## Problem requirements
Lines that include the word "путем" are the ones to copy.

(Stored entries)
---------------

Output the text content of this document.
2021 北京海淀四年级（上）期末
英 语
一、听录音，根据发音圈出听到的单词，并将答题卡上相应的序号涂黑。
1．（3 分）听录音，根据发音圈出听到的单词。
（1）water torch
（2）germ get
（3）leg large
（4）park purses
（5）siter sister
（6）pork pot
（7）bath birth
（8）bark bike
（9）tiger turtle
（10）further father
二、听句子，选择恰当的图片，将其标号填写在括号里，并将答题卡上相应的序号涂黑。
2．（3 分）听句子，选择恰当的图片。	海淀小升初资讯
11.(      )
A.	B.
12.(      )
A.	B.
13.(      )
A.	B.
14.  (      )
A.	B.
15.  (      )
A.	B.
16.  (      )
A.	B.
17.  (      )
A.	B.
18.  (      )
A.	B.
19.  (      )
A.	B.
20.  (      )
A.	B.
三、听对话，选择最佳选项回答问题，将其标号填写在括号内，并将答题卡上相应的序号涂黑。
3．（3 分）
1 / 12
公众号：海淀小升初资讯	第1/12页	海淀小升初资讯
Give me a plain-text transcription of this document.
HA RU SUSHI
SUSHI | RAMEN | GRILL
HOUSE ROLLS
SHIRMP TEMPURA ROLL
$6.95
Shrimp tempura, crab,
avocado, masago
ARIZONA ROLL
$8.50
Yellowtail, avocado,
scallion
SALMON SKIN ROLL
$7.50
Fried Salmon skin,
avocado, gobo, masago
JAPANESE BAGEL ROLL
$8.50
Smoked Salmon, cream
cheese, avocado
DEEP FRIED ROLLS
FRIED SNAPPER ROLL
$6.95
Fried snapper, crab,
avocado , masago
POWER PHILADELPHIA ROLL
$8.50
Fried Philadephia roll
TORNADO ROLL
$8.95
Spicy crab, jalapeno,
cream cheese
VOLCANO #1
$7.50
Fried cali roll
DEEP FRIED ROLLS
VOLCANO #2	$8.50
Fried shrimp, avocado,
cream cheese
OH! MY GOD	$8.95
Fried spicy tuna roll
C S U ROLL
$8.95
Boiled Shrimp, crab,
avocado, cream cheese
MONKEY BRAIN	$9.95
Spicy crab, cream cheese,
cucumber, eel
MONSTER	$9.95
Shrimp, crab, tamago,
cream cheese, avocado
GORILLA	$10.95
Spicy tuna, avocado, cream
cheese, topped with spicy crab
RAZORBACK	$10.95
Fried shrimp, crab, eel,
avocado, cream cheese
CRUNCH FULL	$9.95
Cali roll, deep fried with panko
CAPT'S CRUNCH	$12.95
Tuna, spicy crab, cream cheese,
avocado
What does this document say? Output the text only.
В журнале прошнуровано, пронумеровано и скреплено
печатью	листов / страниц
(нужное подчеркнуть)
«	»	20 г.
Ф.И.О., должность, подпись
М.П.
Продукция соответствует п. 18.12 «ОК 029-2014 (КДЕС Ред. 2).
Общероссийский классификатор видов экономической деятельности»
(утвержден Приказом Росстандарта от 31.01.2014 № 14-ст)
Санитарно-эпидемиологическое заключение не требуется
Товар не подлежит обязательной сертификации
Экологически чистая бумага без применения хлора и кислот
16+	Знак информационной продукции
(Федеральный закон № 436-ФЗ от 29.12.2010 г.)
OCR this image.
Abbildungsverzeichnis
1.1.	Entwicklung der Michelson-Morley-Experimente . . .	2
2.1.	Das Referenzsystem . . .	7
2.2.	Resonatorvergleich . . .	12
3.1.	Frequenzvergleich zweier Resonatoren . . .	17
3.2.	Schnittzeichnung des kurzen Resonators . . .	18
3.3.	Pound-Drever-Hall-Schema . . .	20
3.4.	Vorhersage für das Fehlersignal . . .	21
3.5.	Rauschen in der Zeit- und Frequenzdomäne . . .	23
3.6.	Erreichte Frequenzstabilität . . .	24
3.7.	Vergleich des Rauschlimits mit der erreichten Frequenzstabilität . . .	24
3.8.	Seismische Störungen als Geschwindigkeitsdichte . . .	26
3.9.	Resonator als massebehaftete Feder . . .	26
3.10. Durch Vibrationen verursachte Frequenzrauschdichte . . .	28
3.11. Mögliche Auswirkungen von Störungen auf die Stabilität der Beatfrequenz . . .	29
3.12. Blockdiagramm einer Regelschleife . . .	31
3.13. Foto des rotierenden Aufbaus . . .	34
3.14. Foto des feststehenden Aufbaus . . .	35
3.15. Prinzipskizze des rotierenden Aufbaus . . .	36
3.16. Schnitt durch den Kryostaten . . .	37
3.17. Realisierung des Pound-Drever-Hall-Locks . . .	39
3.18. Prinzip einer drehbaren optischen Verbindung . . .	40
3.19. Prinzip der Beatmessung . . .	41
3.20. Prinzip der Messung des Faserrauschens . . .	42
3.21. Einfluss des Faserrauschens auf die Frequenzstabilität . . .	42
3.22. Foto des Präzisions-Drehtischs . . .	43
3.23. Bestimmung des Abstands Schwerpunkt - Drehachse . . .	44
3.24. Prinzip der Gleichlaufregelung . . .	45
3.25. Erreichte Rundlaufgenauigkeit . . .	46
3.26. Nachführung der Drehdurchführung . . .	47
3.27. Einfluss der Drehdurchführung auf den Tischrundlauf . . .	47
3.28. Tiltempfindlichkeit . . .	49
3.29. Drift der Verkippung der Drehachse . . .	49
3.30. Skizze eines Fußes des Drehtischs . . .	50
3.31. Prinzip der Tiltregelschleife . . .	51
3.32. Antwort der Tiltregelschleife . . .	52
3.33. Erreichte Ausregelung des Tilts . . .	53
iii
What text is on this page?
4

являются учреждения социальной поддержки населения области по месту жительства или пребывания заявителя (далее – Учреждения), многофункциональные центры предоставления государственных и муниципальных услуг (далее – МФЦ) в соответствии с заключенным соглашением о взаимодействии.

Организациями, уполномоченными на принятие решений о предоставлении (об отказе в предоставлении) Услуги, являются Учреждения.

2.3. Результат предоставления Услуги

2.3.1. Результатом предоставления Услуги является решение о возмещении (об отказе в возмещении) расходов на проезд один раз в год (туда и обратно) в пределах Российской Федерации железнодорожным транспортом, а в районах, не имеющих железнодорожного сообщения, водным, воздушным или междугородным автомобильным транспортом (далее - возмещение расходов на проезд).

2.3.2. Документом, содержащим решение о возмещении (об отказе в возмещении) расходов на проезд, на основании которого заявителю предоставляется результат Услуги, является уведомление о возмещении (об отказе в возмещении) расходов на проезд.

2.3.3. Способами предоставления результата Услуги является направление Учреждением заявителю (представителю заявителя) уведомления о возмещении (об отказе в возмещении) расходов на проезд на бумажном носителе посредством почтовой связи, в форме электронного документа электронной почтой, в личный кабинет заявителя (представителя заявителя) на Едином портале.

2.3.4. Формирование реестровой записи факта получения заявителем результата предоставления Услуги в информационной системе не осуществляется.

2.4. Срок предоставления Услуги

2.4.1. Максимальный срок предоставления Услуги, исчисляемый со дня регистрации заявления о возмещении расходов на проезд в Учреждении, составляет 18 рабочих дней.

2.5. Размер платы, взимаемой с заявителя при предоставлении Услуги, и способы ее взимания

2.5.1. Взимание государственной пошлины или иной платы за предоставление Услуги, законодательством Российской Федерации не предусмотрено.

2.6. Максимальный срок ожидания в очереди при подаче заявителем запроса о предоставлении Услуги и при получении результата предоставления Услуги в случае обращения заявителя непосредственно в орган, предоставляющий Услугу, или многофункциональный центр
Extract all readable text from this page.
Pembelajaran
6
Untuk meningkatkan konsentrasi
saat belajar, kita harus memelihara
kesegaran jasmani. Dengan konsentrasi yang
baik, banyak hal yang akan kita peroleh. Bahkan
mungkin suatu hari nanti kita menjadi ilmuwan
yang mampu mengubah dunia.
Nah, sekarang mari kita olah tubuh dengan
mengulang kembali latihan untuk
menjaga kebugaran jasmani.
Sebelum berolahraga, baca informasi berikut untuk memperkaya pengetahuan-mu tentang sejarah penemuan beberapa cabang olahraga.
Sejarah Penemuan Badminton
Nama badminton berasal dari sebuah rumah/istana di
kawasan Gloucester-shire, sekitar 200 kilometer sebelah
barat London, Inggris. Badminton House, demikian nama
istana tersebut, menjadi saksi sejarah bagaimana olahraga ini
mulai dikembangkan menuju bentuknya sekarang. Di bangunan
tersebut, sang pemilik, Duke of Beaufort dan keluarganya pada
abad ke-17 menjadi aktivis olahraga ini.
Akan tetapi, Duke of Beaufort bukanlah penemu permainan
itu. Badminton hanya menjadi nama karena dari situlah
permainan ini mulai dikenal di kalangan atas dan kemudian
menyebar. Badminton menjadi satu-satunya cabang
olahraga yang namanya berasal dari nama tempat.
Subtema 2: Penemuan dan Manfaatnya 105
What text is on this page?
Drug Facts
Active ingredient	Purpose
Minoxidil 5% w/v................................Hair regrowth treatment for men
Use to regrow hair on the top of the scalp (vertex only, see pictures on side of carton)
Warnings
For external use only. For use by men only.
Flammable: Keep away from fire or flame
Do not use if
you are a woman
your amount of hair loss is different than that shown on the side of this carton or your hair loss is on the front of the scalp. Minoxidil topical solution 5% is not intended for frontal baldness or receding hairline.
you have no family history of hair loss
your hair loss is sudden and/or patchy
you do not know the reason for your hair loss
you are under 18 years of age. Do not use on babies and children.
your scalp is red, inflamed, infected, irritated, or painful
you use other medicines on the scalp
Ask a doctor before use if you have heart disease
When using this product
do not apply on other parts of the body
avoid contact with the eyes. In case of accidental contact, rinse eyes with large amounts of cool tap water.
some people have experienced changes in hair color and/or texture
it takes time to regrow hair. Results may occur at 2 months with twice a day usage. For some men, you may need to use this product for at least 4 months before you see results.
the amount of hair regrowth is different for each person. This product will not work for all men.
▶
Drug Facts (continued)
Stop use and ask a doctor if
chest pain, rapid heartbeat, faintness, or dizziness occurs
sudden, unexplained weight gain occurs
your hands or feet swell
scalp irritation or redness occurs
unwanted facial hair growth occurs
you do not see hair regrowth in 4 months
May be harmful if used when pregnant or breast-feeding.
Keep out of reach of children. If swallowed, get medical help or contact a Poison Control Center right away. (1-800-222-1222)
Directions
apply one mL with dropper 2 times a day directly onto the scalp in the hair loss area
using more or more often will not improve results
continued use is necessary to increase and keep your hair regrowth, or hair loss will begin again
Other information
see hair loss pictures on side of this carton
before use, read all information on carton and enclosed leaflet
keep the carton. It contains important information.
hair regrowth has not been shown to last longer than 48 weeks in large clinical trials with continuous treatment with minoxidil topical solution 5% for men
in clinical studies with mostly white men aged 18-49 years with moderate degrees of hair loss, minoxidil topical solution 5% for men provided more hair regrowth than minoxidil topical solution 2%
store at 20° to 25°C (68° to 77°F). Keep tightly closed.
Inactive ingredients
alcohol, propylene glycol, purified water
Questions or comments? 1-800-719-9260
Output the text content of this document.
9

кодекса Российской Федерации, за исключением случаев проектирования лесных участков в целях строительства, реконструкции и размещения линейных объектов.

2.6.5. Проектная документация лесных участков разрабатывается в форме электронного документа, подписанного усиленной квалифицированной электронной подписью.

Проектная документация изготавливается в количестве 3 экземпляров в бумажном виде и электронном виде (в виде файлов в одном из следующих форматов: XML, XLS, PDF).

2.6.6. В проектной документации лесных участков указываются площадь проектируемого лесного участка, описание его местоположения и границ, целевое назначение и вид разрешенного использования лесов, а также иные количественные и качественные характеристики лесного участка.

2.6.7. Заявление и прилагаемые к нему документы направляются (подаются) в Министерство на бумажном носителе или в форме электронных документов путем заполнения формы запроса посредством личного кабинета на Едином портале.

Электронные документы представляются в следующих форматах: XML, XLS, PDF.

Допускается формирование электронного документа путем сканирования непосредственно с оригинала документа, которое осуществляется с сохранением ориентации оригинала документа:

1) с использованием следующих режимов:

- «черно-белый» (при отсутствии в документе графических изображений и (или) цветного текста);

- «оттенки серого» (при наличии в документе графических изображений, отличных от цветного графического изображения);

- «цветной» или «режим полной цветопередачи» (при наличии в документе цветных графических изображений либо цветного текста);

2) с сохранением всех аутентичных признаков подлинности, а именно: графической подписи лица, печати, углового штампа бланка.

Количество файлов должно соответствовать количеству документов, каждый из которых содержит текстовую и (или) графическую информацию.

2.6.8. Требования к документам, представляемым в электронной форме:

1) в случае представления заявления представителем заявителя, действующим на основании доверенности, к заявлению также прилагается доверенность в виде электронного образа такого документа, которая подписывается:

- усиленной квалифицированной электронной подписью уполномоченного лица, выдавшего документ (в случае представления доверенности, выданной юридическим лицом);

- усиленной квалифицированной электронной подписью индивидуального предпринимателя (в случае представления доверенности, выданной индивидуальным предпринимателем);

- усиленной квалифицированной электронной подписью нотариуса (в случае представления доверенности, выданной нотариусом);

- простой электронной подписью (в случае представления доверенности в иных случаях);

---------------

## Exercise solution
2.6.7. Заявление и прилагаемые к нему документы направляются (подаются) в Министерство на бумажном носителе или в форме электронных документов путем заполнения формы запроса посредством личного кабинета на Едином портале.
Допускается формирование электронного документа путем сканирования непосредственно с оригинала документа, которое осуществляется с сохранением ориентации оригинала документа:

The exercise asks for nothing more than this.